--- BEGIN ---

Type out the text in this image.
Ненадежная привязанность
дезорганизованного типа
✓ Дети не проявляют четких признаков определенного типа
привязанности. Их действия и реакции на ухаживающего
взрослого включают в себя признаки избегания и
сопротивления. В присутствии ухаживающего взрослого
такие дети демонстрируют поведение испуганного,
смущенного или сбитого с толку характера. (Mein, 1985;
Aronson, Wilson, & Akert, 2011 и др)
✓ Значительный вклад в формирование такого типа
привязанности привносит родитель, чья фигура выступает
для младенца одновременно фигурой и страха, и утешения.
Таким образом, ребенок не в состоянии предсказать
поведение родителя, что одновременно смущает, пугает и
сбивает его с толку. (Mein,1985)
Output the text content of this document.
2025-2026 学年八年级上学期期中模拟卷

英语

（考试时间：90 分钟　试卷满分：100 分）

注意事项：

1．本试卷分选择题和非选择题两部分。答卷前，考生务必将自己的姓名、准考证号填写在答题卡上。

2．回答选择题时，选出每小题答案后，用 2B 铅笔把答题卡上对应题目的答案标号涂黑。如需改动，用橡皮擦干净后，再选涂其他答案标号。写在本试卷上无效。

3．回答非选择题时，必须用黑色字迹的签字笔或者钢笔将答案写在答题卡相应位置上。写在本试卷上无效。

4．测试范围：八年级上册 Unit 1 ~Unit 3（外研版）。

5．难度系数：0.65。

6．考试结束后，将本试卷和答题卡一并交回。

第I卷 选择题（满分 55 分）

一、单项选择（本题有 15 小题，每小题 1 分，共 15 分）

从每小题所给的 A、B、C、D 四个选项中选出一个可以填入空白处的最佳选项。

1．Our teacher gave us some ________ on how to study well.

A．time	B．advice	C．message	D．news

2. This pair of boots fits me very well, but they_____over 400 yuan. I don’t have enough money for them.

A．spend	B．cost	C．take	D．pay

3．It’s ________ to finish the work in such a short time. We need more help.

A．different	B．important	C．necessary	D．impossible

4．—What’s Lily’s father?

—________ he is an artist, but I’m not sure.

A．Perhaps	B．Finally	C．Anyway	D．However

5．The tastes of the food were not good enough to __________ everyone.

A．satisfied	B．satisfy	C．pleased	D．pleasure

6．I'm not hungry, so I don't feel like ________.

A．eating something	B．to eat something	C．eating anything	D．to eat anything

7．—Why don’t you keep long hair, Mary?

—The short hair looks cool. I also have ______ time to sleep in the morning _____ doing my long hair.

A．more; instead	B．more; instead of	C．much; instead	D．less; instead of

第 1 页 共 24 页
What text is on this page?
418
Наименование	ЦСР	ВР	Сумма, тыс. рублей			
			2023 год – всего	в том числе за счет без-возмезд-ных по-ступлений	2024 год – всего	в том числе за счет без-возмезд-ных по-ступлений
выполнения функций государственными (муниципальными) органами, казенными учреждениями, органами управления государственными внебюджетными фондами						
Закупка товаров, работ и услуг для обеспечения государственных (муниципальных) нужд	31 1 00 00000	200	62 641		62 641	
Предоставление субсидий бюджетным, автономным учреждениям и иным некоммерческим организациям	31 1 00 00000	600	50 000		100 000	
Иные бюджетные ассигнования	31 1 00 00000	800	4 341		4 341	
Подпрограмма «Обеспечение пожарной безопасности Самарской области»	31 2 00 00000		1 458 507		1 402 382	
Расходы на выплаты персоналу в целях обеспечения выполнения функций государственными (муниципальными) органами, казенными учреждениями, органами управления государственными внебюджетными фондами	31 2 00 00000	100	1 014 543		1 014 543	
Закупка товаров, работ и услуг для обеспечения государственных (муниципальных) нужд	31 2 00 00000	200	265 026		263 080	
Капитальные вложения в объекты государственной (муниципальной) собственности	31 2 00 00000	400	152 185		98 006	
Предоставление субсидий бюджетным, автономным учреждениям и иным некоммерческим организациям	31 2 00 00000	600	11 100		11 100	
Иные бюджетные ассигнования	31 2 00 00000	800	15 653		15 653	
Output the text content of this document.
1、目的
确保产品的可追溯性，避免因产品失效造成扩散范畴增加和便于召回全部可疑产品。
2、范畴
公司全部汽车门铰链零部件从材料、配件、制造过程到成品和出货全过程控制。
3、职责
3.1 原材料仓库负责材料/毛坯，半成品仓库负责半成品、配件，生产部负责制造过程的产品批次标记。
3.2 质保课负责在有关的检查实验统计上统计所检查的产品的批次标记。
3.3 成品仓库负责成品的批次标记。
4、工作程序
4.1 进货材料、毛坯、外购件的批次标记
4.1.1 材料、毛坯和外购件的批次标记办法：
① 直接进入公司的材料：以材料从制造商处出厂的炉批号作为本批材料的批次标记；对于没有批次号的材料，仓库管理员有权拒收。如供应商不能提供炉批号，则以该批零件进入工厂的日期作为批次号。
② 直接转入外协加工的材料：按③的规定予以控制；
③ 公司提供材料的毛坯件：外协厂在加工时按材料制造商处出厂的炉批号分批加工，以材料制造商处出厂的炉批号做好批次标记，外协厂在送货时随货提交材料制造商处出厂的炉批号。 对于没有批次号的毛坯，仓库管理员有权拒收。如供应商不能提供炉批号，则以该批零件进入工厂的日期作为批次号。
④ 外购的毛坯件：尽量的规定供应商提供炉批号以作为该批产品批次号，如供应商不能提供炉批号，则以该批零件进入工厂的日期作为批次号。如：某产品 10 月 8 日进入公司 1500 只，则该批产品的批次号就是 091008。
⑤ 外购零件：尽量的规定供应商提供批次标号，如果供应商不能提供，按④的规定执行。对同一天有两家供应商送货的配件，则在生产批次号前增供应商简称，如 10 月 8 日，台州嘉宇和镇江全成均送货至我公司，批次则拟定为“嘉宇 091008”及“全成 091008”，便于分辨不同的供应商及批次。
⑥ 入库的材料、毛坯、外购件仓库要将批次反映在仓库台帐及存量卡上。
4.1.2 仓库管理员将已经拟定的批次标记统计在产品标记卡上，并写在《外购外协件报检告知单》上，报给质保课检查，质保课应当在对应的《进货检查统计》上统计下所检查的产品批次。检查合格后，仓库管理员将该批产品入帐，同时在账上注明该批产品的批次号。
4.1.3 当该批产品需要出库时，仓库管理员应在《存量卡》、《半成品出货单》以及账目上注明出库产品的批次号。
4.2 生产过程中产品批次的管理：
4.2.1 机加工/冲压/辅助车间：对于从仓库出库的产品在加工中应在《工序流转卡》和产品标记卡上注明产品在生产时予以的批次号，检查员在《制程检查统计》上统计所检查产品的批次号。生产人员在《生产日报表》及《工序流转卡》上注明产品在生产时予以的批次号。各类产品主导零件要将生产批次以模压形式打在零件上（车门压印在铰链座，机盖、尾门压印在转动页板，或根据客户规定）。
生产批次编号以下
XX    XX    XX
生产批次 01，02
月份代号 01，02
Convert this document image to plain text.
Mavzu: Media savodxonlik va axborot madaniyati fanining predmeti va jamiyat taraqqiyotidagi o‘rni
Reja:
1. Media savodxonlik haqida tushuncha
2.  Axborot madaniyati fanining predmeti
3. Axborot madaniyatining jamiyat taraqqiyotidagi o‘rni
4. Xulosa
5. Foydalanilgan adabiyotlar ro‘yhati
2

--- END ---

THE REQUEST:
Show every line from the listing above in which the string "则以该批零件进入工厂的日期作为批次号" appears.

RESPONSE:
① 直接进入公司的材料：以材料从制造商处出厂的炉批号作为本批材料的批次标记；对于没有批次号的材料，仓库管理员有权拒收。如供应商不能提供炉批号，则以该批零件进入工厂的日期作为批次号。
③ 公司提供材料的毛坯件：外协厂在加工时按材料制造商处出厂的炉批号分批加工，以材料制造商处出厂的炉批号做好批次标记，外协厂在送货时随货提交材料制造商处出厂的炉批号。 对于没有批次号的毛坯，仓库管理员有权拒收。如供应商不能提供炉批号，则以该批零件进入工厂的日期作为批次号。
④ 外购的毛坯件：尽量的规定供应商提供炉批号以作为该批产品批次号，如供应商不能提供炉批号，则以该批零件进入工厂的日期作为批次号。如：某产品 10 月 8 日进入公司 1500 只，则该批产品的批次号就是 091008。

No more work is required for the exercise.